What the exercise asks: The entries below need to be written out exactly, with no pictures included.

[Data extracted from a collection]
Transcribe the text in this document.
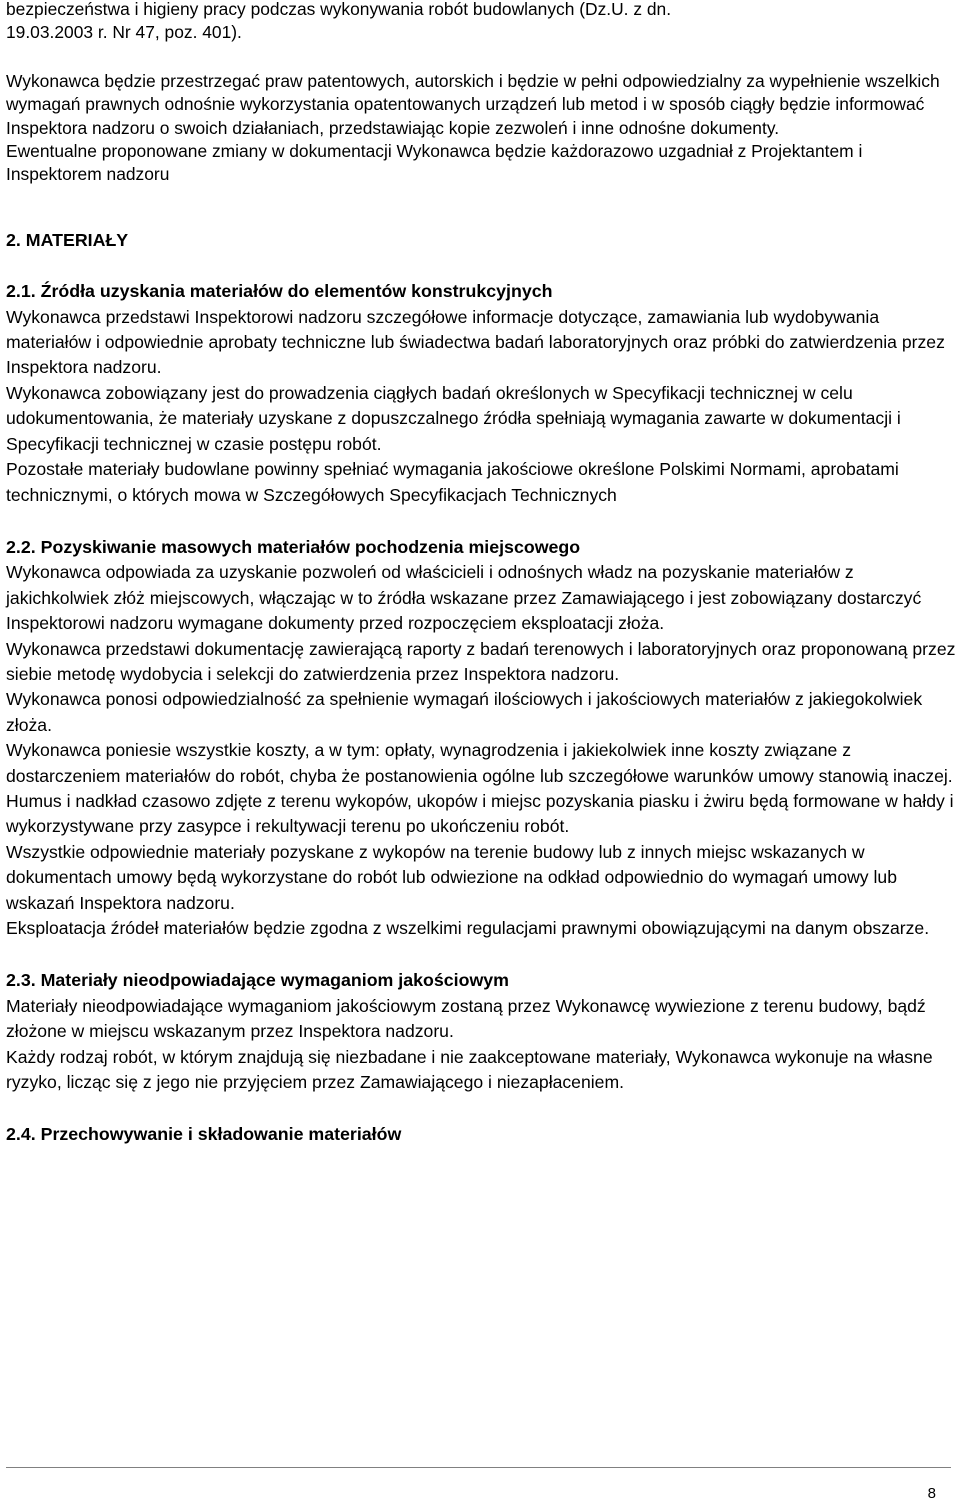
bezpieczeństwa i higieny pracy podczas wykonywania robót budowlanych (Dz.U. z dn.

19.03.2003 r. Nr 47, poz. 401).

Wykonawca będzie przestrzegać praw patentowych, autorskich i będzie w pełni odpowiedzialny za wypełnienie wszelkich wymagań prawnych odnośnie wykorzystania opatentowanych urządzeń lub metod i w sposób ciągły będzie informować Inspektora nadzoru o swoich działaniach, przedstawiając kopie zezwoleń i inne odnośne dokumenty.

Ewentualne proponowane zmiany w dokumentacji Wykonawca będzie każdorazowo uzgadniał z Projektantem i Inspektorem nadzoru

2. MATERIAŁY
2.1. Źródła uzyskania materiałów do elementów konstrukcyjnych

Wykonawca przedstawi Inspektorowi nadzoru szczegółowe informacje dotyczące, zamawiania lub wydobywania materiałów i odpowiednie aprobaty techniczne lub świadectwa badań laboratoryjnych oraz próbki do zatwierdzenia przez Inspektora nadzoru.

Wykonawca zobowiązany jest do prowadzenia ciągłych badań określonych w Specyfikacji technicznej w celu udokumentowania, że materiały uzyskane z dopuszczalnego źródła spełniają wymagania zawarte w dokumentacji i Specyfikacji technicznej w czasie postępu robót.

Pozostałe materiały budowlane powinny spełniać wymagania jakościowe określone Polskimi Normami, aprobatami technicznymi, o których mowa w Szczegółowych Specyfikacjach Technicznych

2.2. Pozyskiwanie masowych materiałów pochodzenia miejscowego

Wykonawca odpowiada za uzyskanie pozwoleń od właścicieli i odnośnych władz na pozyskanie materiałów z jakichkolwiek złóż miejscowych, włączając w to źródła wskazane przez Zamawiającego i jest zobowiązany dostarczyć Inspektorowi nadzoru wymagane dokumenty przed rozpoczęciem eksploatacji złoża.

Wykonawca przedstawi dokumentację zawierającą raporty z badań terenowych i laboratoryjnych oraz proponowaną przez siebie metodę wydobycia i selekcji do zatwierdzenia przez Inspektora nadzoru.

Wykonawca ponosi odpowiedzialność za spełnienie wymagań ilościowych i jakościowych materiałów z jakiegokolwiek złoża.

Wykonawca poniesie wszystkie koszty, a w tym: opłaty, wynagrodzenia i jakiekolwiek inne koszty związane z dostarczeniem materiałów do robót, chyba że postanowienia ogólne lub szczegółowe warunków umowy stanowią inaczej.

Humus i nadkład czasowo zdjęte z terenu wykopów, ukopów i miejsc pozyskania piasku i żwiru będą formowane w hałdy i wykorzystywane przy zasypce i rekultywacji terenu po ukończeniu robót.

Wszystkie odpowiednie materiały pozyskane z wykopów na terenie budowy lub z innych miejsc wskazanych w dokumentach umowy będą wykorzystane do robót lub odwiezione na odkład odpowiednio do wymagań umowy lub wskazań Inspektora nadzoru.

Eksploatacja źródeł materiałów będzie zgodna z wszelkimi regulacjami prawnymi obowiązującymi na danym obszarze.

2.3. Materiały nieodpowiadające wymaganiom jakościowym

Materiały nieodpowiadające wymaganiom jakościowym zostaną przez Wykonawcę wywiezione z terenu budowy, bądź złożone w miejscu wskazanym przez Inspektora nadzoru.

Każdy rodzaj robót, w którym znajdują się niezbadane i nie zaakceptowane materiały, Wykonawca wykonuje na własne ryzyko, licząc się z jego nie przyjęciem przez Zamawiającego i niezapłaceniem.

2.4. Przechowywanie i składowanie materiałów
8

The reply:
Transcribe the text in this document.
bezpieczeństwa i higieny pracy podczas wykonywania robót budowlanych (Dz.U. z dn.

19.03.2003 r. Nr 47, poz. 401).

Wykonawca będzie przestrzegać praw patentowych, autorskich i będzie w pełni odpowiedzialny za wypełnienie wszelkich wymagań prawnych odnośnie wykorzystania opatentowanych urządzeń lub metod i w sposób ciągły będzie informować Inspektora nadzoru o swoich działaniach, przedstawiając kopie zezwoleń i inne odnośne dokumenty.

Ewentualne proponowane zmiany w dokumentacji Wykonawca będzie każdorazowo uzgadniał z Projektantem i Inspektorem nadzoru

2. MATERIAŁY
2.1. Źródła uzyskania materiałów do elementów konstrukcyjnych

Wykonawca przedstawi Inspektorowi nadzoru szczegółowe informacje dotyczące, zamawiania lub wydobywania materiałów i odpowiednie aprobaty techniczne lub świadectwa badań laboratoryjnych oraz próbki do zatwierdzenia przez Inspektora nadzoru.

Wykonawca zobowiązany jest do prowadzenia ciągłych badań określonych w Specyfikacji technicznej w celu udokumentowania, że materiały uzyskane z dopuszczalnego źródła spełniają wymagania zawarte w dokumentacji i Specyfikacji technicznej w czasie postępu robót.

Pozostałe materiały budowlane powinny spełniać wymagania jakościowe określone Polskimi Normami, aprobatami technicznymi, o których mowa w Szczegółowych Specyfikacjach Technicznych

2.2. Pozyskiwanie masowych materiałów pochodzenia miejscowego

Wykonawca odpowiada za uzyskanie pozwoleń od właścicieli i odnośnych władz na pozyskanie materiałów z jakichkolwiek złóż miejscowych, włączając w to źródła wskazane przez Zamawiającego i jest zobowiązany dostarczyć Inspektorowi nadzoru wymagane dokumenty przed rozpoczęciem eksploatacji złoża.

Wykonawca przedstawi dokumentację zawierającą raporty z badań terenowych i laboratoryjnych oraz proponowaną przez siebie metodę wydobycia i selekcji do zatwierdzenia przez Inspektora nadzoru.

Wykonawca ponosi odpowiedzialność za spełnienie wymagań ilościowych i jakościowych materiałów z jakiegokolwiek złoża.

Wykonawca poniesie wszystkie koszty, a w tym: opłaty, wynagrodzenia i jakiekolwiek inne koszty związane z dostarczeniem materiałów do robót, chyba że postanowienia ogólne lub szczegółowe warunków umowy stanowią inaczej.

Humus i nadkład czasowo zdjęte z terenu wykopów, ukopów i miejsc pozyskania piasku i żwiru będą formowane w hałdy i wykorzystywane przy zasypce i rekultywacji terenu po ukończeniu robót.

Wszystkie odpowiednie materiały pozyskane z wykopów na terenie budowy lub z innych miejsc wskazanych w dokumentach umowy będą wykorzystane do robót lub odwiezione na odkład odpowiednio do wymagań umowy lub wskazań Inspektora nadzoru.

Eksploatacja źródeł materiałów będzie zgodna z wszelkimi regulacjami prawnymi obowiązującymi na danym obszarze.

2.3. Materiały nieodpowiadające wymaganiom jakościowym

Materiały nieodpowiadające wymaganiom jakościowym zostaną przez Wykonawcę wywiezione z terenu budowy, bądź złożone w miejscu wskazanym przez Inspektora nadzoru.

Każdy rodzaj robót, w którym znajdują się niezbadane i nie zaakceptowane materiały, Wykonawca wykonuje na własne ryzyko, licząc się z jego nie przyjęciem przez Zamawiającego i niezapłaceniem.

2.4. Przechowywanie i składowanie materiałów
8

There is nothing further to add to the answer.